Problem requirements
Every line below is to be copied exactly, with the pictures left out.

Saved entries
***

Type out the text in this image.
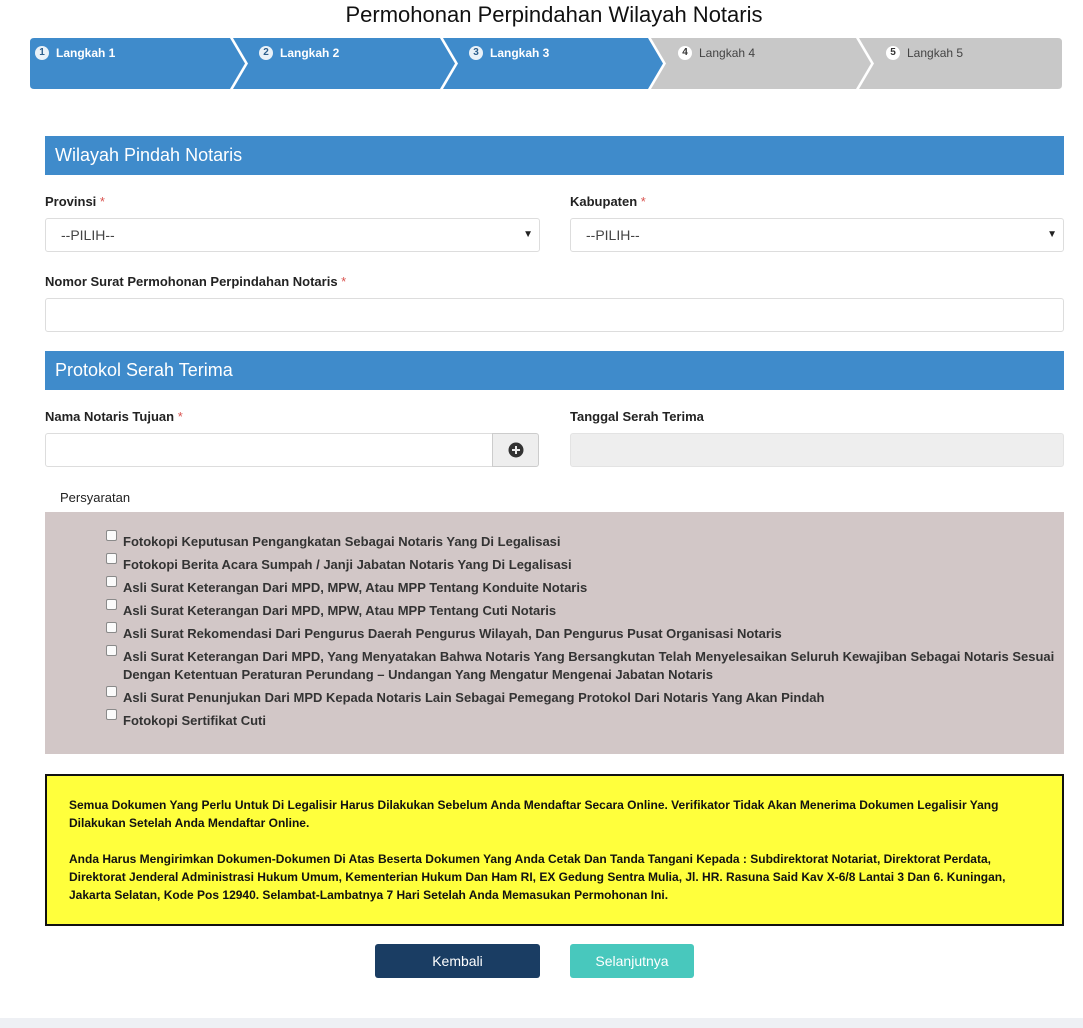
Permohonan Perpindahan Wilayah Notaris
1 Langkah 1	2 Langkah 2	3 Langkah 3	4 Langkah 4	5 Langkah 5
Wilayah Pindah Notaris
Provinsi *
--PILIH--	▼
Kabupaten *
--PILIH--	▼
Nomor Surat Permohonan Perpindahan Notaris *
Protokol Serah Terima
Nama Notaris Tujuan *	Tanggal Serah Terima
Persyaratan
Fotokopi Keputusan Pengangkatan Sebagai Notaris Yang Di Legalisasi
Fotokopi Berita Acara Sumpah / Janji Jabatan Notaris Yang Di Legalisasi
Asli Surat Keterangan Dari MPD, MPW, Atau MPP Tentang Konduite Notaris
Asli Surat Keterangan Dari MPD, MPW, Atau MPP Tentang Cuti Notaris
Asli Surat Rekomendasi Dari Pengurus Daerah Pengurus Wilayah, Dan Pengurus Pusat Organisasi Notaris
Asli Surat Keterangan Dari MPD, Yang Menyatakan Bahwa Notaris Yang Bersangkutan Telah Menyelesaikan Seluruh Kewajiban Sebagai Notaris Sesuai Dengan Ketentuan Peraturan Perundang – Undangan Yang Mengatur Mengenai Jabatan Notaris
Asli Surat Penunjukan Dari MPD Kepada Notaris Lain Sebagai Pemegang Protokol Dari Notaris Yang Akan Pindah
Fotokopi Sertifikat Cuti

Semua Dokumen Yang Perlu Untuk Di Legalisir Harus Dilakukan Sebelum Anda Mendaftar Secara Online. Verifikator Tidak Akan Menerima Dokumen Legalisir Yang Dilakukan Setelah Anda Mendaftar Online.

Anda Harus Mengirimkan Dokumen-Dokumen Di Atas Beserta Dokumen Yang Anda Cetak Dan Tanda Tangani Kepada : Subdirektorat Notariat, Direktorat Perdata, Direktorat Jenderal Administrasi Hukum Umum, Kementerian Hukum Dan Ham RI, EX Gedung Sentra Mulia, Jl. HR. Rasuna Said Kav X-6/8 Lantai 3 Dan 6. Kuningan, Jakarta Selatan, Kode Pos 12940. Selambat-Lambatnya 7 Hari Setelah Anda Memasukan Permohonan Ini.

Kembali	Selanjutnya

***

Response to this task
Type out the text in this image.
Permohonan Perpindahan Wilayah Notaris
1 Langkah 1	2 Langkah 2	3 Langkah 3	4 Langkah 4	5 Langkah 5
Wilayah Pindah Notaris
Provinsi *
--PILIH--	▼
Kabupaten *
--PILIH--	▼
Nomor Surat Permohonan Perpindahan Notaris *
Protokol Serah Terima
Nama Notaris Tujuan *	Tanggal Serah Terima
Persyaratan
Fotokopi Keputusan Pengangkatan Sebagai Notaris Yang Di Legalisasi
Fotokopi Berita Acara Sumpah / Janji Jabatan Notaris Yang Di Legalisasi
Asli Surat Keterangan Dari MPD, MPW, Atau MPP Tentang Konduite Notaris
Asli Surat Keterangan Dari MPD, MPW, Atau MPP Tentang Cuti Notaris
Asli Surat Rekomendasi Dari Pengurus Daerah Pengurus Wilayah, Dan Pengurus Pusat Organisasi Notaris
Asli Surat Keterangan Dari MPD, Yang Menyatakan Bahwa Notaris Yang Bersangkutan Telah Menyelesaikan Seluruh Kewajiban Sebagai Notaris Sesuai Dengan Ketentuan Peraturan Perundang – Undangan Yang Mengatur Mengenai Jabatan Notaris
Asli Surat Penunjukan Dari MPD Kepada Notaris Lain Sebagai Pemegang Protokol Dari Notaris Yang Akan Pindah
Fotokopi Sertifikat Cuti

Semua Dokumen Yang Perlu Untuk Di Legalisir Harus Dilakukan Sebelum Anda Mendaftar Secara Online. Verifikator Tidak Akan Menerima Dokumen Legalisir Yang Dilakukan Setelah Anda Mendaftar Online.

Anda Harus Mengirimkan Dokumen-Dokumen Di Atas Beserta Dokumen Yang Anda Cetak Dan Tanda Tangani Kepada : Subdirektorat Notariat, Direktorat Perdata, Direktorat Jenderal Administrasi Hukum Umum, Kementerian Hukum Dan Ham RI, EX Gedung Sentra Mulia, Jl. HR. Rasuna Said Kav X-6/8 Lantai 3 Dan 6. Kuningan, Jakarta Selatan, Kode Pos 12940. Selambat-Lambatnya 7 Hari Setelah Anda Memasukan Permohonan Ini.

Kembali	Selanjutnya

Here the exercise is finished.